> [REQUIRED WORK]: Each line of the material below that holds the word "subtitle" needs to be copied.

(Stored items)
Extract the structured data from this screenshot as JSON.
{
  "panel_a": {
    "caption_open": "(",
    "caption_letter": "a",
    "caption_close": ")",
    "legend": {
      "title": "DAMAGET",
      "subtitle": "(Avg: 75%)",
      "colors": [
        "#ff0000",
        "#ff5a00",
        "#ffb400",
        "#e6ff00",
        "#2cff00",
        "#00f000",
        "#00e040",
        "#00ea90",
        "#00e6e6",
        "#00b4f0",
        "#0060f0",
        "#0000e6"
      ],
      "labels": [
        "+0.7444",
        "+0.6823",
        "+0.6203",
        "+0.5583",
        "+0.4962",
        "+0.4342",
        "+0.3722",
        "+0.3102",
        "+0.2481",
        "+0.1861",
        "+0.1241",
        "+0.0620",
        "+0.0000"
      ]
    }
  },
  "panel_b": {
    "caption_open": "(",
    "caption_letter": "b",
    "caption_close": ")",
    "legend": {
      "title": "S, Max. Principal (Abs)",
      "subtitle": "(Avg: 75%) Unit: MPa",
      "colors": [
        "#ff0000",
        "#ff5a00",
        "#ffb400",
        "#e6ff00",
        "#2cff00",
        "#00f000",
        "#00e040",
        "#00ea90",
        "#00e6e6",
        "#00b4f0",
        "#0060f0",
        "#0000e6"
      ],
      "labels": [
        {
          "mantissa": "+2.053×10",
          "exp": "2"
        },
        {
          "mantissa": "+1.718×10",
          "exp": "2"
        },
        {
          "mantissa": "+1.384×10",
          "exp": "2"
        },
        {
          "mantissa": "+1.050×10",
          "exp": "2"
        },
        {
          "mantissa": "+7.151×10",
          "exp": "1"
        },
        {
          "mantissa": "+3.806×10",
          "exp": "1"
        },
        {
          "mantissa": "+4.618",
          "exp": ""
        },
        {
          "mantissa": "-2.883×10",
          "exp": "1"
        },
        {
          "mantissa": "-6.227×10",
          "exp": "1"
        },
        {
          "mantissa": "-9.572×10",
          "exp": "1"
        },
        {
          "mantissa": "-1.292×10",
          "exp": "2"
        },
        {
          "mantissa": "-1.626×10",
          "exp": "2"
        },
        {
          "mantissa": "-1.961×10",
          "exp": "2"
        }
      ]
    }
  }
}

> [CORRECT RESULT]:
      "subtitle": "(Avg: 75%)",
      "subtitle": "(Avg: 75%) Unit: MPa",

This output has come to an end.